── Records for the exercise
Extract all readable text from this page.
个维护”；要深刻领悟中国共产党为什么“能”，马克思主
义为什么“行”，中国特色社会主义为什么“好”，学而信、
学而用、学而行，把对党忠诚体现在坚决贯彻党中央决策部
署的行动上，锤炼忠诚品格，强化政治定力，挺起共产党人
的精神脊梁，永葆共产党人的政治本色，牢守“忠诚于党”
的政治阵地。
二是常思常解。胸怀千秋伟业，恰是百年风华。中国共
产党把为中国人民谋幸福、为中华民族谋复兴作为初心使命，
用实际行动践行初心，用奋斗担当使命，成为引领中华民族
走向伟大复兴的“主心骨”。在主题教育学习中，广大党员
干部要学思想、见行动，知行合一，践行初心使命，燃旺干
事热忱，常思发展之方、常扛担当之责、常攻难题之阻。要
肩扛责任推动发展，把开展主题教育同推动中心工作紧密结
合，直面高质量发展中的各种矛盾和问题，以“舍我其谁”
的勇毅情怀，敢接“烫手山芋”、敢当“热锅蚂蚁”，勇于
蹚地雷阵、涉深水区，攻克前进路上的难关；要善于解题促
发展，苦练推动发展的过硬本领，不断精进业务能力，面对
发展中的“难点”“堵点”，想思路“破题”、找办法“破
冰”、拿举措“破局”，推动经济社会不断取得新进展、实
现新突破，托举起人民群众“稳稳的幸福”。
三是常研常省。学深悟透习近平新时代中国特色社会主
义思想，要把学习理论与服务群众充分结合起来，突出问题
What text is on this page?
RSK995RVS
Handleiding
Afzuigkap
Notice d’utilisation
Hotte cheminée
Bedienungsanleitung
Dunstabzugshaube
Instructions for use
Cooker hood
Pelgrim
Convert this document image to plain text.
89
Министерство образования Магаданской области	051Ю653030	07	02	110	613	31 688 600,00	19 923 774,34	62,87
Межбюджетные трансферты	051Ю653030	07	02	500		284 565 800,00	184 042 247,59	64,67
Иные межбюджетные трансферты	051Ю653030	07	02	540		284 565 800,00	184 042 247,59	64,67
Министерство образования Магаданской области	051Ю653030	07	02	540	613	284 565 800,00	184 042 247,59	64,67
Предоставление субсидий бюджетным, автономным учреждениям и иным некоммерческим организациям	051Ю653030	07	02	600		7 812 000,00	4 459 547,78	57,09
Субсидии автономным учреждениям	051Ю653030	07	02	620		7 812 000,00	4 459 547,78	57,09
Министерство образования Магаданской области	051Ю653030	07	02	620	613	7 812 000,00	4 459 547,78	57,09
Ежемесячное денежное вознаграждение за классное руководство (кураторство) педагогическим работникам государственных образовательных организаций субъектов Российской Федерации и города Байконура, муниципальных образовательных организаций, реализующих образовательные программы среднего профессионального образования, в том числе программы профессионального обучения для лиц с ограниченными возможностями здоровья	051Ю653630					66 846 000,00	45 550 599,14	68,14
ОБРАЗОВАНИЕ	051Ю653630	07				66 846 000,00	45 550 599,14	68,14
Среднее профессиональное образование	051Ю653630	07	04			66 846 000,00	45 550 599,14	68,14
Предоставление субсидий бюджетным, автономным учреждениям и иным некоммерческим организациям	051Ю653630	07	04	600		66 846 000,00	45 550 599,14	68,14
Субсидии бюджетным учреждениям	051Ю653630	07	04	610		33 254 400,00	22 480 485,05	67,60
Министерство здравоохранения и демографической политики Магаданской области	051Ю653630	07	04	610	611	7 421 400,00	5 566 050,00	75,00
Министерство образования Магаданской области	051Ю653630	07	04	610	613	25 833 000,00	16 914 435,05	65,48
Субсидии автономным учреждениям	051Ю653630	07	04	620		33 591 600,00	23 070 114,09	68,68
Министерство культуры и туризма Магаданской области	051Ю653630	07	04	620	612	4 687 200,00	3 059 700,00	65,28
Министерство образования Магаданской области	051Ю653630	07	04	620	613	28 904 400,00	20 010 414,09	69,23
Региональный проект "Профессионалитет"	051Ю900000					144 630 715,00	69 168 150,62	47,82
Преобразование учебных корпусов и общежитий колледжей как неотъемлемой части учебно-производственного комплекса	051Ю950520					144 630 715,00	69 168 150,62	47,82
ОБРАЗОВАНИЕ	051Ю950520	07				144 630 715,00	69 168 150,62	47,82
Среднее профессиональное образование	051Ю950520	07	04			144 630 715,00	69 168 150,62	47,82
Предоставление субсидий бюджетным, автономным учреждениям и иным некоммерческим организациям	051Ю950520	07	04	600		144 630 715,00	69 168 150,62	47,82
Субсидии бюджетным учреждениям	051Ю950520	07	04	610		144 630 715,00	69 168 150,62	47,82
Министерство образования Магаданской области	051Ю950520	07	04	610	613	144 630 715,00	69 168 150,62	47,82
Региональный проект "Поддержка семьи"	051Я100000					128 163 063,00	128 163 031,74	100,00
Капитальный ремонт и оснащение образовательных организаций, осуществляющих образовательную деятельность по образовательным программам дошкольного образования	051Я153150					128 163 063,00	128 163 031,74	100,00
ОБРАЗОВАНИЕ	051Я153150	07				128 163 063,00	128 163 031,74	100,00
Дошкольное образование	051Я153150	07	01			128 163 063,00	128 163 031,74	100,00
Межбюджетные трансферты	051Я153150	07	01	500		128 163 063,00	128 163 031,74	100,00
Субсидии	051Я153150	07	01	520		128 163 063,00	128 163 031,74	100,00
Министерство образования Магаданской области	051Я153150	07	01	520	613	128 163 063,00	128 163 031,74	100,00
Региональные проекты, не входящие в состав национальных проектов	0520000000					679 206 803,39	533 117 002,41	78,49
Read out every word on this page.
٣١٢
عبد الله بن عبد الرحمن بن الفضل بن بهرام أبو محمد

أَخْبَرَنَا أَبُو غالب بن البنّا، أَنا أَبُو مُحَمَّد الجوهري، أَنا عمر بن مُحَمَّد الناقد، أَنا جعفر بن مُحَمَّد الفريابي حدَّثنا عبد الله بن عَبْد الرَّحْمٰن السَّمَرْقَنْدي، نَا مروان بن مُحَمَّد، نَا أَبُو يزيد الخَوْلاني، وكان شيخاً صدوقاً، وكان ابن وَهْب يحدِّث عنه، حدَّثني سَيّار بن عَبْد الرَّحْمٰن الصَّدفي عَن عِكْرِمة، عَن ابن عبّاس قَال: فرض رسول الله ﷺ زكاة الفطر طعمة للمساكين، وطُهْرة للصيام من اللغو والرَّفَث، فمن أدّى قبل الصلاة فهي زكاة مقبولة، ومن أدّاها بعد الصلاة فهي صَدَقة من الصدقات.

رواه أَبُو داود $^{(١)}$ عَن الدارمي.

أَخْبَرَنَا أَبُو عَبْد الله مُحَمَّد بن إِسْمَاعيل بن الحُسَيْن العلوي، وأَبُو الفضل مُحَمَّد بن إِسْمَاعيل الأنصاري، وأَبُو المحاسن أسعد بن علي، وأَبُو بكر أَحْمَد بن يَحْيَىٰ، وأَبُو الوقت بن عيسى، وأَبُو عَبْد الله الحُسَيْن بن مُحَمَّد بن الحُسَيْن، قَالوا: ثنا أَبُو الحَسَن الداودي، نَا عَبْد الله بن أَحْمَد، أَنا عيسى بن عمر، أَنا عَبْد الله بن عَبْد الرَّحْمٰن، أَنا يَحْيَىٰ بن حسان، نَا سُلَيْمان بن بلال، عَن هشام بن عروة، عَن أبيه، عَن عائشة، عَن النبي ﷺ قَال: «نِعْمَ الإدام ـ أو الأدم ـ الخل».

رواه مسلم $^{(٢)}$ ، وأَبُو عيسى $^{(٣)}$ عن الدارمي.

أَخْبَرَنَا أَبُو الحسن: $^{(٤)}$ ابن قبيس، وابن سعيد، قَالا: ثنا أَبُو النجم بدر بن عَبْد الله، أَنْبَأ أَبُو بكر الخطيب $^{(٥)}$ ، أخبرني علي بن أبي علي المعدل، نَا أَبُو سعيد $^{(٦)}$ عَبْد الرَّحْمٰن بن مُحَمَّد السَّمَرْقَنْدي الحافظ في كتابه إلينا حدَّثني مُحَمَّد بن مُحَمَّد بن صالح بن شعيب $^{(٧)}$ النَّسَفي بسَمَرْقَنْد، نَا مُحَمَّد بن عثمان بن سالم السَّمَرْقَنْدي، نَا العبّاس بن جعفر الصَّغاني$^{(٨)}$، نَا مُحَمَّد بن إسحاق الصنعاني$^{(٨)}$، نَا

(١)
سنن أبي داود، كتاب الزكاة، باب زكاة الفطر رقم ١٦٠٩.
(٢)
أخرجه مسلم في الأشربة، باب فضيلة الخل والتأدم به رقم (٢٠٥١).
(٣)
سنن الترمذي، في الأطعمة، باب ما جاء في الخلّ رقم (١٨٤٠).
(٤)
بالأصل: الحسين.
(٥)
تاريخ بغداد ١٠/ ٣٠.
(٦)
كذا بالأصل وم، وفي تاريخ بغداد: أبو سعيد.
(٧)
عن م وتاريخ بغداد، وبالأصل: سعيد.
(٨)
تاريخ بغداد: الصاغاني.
────
## [Goal]
Identify every line holding the word "трансферты" and copy it out.

## [Result of the exercise]
Межбюджетные трансферты	051Ю653030	07	02	500		284 565 800,00	184 042 247,59	64,67
Иные межбюджетные трансферты	051Ю653030	07	02	540		284 565 800,00	184 042 247,59	64,67
Межбюджетные трансферты	051Я153150	07	01	500		128 163 063,00	128 163 031,74	100,00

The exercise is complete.